Everything in the listing should be restated word for word.

Data excerpts:
● ● ●
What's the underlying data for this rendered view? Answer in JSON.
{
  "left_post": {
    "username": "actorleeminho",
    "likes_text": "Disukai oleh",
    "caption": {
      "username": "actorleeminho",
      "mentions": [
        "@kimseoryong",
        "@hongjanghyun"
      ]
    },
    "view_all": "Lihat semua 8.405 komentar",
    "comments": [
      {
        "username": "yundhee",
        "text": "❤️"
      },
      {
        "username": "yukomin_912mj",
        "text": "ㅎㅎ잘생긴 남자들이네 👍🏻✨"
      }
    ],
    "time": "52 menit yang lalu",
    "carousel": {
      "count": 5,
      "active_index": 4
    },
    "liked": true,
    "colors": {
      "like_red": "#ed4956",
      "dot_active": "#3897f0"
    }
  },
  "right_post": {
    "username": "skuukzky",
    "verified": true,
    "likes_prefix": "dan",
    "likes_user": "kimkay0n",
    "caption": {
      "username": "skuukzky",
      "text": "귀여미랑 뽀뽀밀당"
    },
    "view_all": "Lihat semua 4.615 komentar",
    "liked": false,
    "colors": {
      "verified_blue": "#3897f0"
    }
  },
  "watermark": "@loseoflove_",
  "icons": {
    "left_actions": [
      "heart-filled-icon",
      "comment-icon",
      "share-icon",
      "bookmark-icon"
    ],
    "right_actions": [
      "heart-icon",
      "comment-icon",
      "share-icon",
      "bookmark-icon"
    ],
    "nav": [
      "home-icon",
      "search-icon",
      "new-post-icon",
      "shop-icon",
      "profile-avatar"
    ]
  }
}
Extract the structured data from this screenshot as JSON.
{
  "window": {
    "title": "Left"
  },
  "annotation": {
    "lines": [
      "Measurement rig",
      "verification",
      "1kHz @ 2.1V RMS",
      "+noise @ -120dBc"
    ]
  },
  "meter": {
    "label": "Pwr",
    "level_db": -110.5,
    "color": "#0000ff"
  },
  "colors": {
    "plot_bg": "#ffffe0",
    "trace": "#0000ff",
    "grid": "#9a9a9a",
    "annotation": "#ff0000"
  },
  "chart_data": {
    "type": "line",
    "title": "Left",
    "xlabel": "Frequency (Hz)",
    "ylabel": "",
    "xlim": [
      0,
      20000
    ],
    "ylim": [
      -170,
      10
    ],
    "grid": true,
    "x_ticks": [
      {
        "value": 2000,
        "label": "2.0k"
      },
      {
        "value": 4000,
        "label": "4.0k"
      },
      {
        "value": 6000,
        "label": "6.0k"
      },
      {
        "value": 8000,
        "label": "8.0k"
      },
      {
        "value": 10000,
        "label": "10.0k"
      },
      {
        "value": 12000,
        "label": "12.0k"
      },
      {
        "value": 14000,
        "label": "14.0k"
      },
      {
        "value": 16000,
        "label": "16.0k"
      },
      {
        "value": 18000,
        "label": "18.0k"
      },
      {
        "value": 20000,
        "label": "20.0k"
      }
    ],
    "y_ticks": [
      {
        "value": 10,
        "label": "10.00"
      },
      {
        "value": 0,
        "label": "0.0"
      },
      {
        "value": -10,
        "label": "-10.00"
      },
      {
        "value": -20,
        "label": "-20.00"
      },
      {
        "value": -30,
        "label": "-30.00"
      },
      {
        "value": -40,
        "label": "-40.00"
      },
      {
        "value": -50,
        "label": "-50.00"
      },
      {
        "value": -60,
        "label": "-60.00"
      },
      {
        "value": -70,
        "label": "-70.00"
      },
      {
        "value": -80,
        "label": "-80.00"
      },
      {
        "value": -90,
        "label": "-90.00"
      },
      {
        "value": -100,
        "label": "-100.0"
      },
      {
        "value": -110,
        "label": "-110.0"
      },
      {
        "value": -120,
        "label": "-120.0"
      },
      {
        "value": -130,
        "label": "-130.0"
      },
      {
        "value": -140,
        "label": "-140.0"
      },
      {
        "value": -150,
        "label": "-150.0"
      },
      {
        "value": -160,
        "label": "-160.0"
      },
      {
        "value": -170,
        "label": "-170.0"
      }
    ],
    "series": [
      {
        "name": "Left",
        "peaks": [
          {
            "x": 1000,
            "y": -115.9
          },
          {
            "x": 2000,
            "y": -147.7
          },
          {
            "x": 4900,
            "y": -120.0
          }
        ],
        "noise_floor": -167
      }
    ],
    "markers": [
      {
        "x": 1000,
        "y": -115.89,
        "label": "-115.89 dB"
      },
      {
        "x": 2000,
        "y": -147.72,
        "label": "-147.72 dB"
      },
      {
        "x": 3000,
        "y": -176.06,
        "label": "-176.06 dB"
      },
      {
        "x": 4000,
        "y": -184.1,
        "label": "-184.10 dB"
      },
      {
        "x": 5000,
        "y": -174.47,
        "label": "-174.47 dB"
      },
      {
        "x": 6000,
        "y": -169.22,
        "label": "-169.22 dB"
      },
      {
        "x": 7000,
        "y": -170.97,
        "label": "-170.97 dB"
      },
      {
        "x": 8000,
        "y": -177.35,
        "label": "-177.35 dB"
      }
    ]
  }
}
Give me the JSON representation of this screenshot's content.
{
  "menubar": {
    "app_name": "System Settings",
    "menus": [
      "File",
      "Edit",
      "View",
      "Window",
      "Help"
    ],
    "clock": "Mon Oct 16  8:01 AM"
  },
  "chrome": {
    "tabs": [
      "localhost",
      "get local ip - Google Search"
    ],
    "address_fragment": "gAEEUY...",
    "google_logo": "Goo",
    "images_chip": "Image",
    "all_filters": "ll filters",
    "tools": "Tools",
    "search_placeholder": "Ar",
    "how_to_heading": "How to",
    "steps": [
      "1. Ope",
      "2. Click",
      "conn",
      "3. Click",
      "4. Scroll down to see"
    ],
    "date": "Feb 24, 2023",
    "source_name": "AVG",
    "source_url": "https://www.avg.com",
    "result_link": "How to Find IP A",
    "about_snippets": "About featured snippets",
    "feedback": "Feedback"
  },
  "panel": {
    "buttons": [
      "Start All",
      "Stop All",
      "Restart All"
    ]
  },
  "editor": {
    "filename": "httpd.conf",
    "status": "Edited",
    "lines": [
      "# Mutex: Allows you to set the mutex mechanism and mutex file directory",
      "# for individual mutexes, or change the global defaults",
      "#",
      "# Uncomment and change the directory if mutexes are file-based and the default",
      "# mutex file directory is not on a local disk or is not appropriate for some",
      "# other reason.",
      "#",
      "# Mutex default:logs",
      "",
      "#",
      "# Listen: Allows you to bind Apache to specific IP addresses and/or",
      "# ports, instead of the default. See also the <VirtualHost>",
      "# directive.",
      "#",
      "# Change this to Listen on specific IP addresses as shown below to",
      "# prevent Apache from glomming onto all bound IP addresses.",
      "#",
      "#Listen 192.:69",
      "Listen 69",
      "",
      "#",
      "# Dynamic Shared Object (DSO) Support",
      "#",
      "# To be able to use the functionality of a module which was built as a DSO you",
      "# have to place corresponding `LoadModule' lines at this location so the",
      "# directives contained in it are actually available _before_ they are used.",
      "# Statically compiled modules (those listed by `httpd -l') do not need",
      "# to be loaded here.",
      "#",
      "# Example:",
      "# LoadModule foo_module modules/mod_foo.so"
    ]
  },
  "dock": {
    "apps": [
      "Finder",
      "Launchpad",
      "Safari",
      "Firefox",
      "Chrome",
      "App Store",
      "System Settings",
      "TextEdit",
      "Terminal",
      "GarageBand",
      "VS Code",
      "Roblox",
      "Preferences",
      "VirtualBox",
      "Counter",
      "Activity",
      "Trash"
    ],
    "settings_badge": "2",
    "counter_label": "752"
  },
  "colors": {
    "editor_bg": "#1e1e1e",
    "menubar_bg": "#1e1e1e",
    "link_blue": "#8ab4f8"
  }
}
● ● ●
- EXERCISE RESULT:
What's the underlying data for this rendered view? Answer in JSON.
{
  "left_post": {
    "username": "actorleeminho",
    "likes_text": "Disukai oleh",
    "caption": {
      "username": "actorleeminho",
      "mentions": [
        "@kimseoryong",
        "@hongjanghyun"
      ]
    },
    "view_all": "Lihat semua 8.405 komentar",
    "comments": [
      {
        "username": "yundhee",
        "text": "❤️"
      },
      {
        "username": "yukomin_912mj",
        "text": "ㅎㅎ잘생긴 남자들이네 👍🏻✨"
      }
    ],
    "time": "52 menit yang lalu",
    "carousel": {
      "count": 5,
      "active_index": 4
    },
    "liked": true,
    "colors": {
      "like_red": "#ed4956",
      "dot_active": "#3897f0"
    }
  },
  "right_post": {
    "username": "skuukzky",
    "verified": true,
    "likes_prefix": "dan",
    "likes_user": "kimkay0n",
    "caption": {
      "username": "skuukzky",
      "text": "귀여미랑 뽀뽀밀당"
    },
    "view_all": "Lihat semua 4.615 komentar",
    "liked": false,
    "colors": {
      "verified_blue": "#3897f0"
    }
  },
  "watermark": "@loseoflove_",
  "icons": {
    "left_actions": [
      "heart-filled-icon",
      "comment-icon",
      "share-icon",
      "bookmark-icon"
    ],
    "right_actions": [
      "heart-icon",
      "comment-icon",
      "share-icon",
      "bookmark-icon"
    ],
    "nav": [
      "home-icon",
      "search-icon",
      "new-post-icon",
      "shop-icon",
      "profile-avatar"
    ]
  }
}
Extract the structured data from this screenshot as JSON.
{
  "window": {
    "title": "Left"
  },
  "annotation": {
    "lines": [
      "Measurement rig",
      "verification",
      "1kHz @ 2.1V RMS",
      "+noise @ -120dBc"
    ]
  },
  "meter": {
    "label": "Pwr",
    "level_db": -110.5,
    "color": "#0000ff"
  },
  "colors": {
    "plot_bg": "#ffffe0",
    "trace": "#0000ff",
    "grid": "#9a9a9a",
    "annotation": "#ff0000"
  },
  "chart_data": {
    "type": "line",
    "title": "Left",
    "xlabel": "Frequency (Hz)",
    "ylabel": "",
    "xlim": [
      0,
      20000
    ],
    "ylim": [
      -170,
      10
    ],
    "grid": true,
    "x_ticks": [
      {
        "value": 2000,
        "label": "2.0k"
      },
      {
        "value": 4000,
        "label": "4.0k"
      },
      {
        "value": 6000,
        "label": "6.0k"
      },
      {
        "value": 8000,
        "label": "8.0k"
      },
      {
        "value": 10000,
        "label": "10.0k"
      },
      {
        "value": 12000,
        "label": "12.0k"
      },
      {
        "value": 14000,
        "label": "14.0k"
      },
      {
        "value": 16000,
        "label": "16.0k"
      },
      {
        "value": 18000,
        "label": "18.0k"
      },
      {
        "value": 20000,
        "label": "20.0k"
      }
    ],
    "y_ticks": [
      {
        "value": 10,
        "label": "10.00"
      },
      {
        "value": 0,
        "label": "0.0"
      },
      {
        "value": -10,
        "label": "-10.00"
      },
      {
        "value": -20,
        "label": "-20.00"
      },
      {
        "value": -30,
        "label": "-30.00"
      },
      {
        "value": -40,
        "label": "-40.00"
      },
      {
        "value": -50,
        "label": "-50.00"
      },
      {
        "value": -60,
        "label": "-60.00"
      },
      {
        "value": -70,
        "label": "-70.00"
      },
      {
        "value": -80,
        "label": "-80.00"
      },
      {
        "value": -90,
        "label": "-90.00"
      },
      {
        "value": -100,
        "label": "-100.0"
      },
      {
        "value": -110,
        "label": "-110.0"
      },
      {
        "value": -120,
        "label": "-120.0"
      },
      {
        "value": -130,
        "label": "-130.0"
      },
      {
        "value": -140,
        "label": "-140.0"
      },
      {
        "value": -150,
        "label": "-150.0"
      },
      {
        "value": -160,
        "label": "-160.0"
      },
      {
        "value": -170,
        "label": "-170.0"
      }
    ],
    "series": [
      {
        "name": "Left",
        "peaks": [
          {
            "x": 1000,
            "y": -115.9
          },
          {
            "x": 2000,
            "y": -147.7
          },
          {
            "x": 4900,
            "y": -120.0
          }
        ],
        "noise_floor": -167
      }
    ],
    "markers": [
      {
        "x": 1000,
        "y": -115.89,
        "label": "-115.89 dB"
      },
      {
        "x": 2000,
        "y": -147.72,
        "label": "-147.72 dB"
      },
      {
        "x": 3000,
        "y": -176.06,
        "label": "-176.06 dB"
      },
      {
        "x": 4000,
        "y": -184.1,
        "label": "-184.10 dB"
      },
      {
        "x": 5000,
        "y": -174.47,
        "label": "-174.47 dB"
      },
      {
        "x": 6000,
        "y": -169.22,
        "label": "-169.22 dB"
      },
      {
        "x": 7000,
        "y": -170.97,
        "label": "-170.97 dB"
      },
      {
        "x": 8000,
        "y": -177.35,
        "label": "-177.35 dB"
      }
    ]
  }
}
Give me the JSON representation of this screenshot's content.
{
  "menubar": {
    "app_name": "System Settings",
    "menus": [
      "File",
      "Edit",
      "View",
      "Window",
      "Help"
    ],
    "clock": "Mon Oct 16  8:01 AM"
  },
  "chrome": {
    "tabs": [
      "localhost",
      "get local ip - Google Search"
    ],
    "address_fragment": "gAEEUY...",
    "google_logo": "Goo",
    "images_chip": "Image",
    "all_filters": "ll filters",
    "tools": "Tools",
    "search_placeholder": "Ar",
    "how_to_heading": "How to",
    "steps": [
      "1. Ope",
      "2. Click",
      "conn",
      "3. Click",
      "4. Scroll down to see"
    ],
    "date": "Feb 24, 2023",
    "source_name": "AVG",
    "source_url": "https://www.avg.com",
    "result_link": "How to Find IP A",
    "about_snippets": "About featured snippets",
    "feedback": "Feedback"
  },
  "panel": {
    "buttons": [
      "Start All",
      "Stop All",
      "Restart All"
    ]
  },
  "editor": {
    "filename": "httpd.conf",
    "status": "Edited",
    "lines": [
      "# Mutex: Allows you to set the mutex mechanism and mutex file directory",
      "# for individual mutexes, or change the global defaults",
      "#",
      "# Uncomment and change the directory if mutexes are file-based and the default",
      "# mutex file directory is not on a local disk or is not appropriate for some",
      "# other reason.",
      "#",
      "# Mutex default:logs",
      "",
      "#",
      "# Listen: Allows you to bind Apache to specific IP addresses and/or",
      "# ports, instead of the default. See also the <VirtualHost>",
      "# directive.",
      "#",
      "# Change this to Listen on specific IP addresses as shown below to",
      "# prevent Apache from glomming onto all bound IP addresses.",
      "#",
      "#Listen 192.:69",
      "Listen 69",
      "",
      "#",
      "# Dynamic Shared Object (DSO) Support",
      "#",
      "# To be able to use the functionality of a module which was built as a DSO you",
      "# have to place corresponding `LoadModule' lines at this location so the",
      "# directives contained in it are actually available _before_ they are used.",
      "# Statically compiled modules (those listed by `httpd -l') do not need",
      "# to be loaded here.",
      "#",
      "# Example:",
      "# LoadModule foo_module modules/mod_foo.so"
    ]
  },
  "dock": {
    "apps": [
      "Finder",
      "Launchpad",
      "Safari",
      "Firefox",
      "Chrome",
      "App Store",
      "System Settings",
      "TextEdit",
      "Terminal",
      "GarageBand",
      "VS Code",
      "Roblox",
      "Preferences",
      "VirtualBox",
      "Counter",
      "Activity",
      "Trash"
    ],
    "settings_badge": "2",
    "counter_label": "752"
  },
  "colors": {
    "editor_bg": "#1e1e1e",
    "menubar_bg": "#1e1e1e",
    "link_blue": "#8ab4f8"
  }
}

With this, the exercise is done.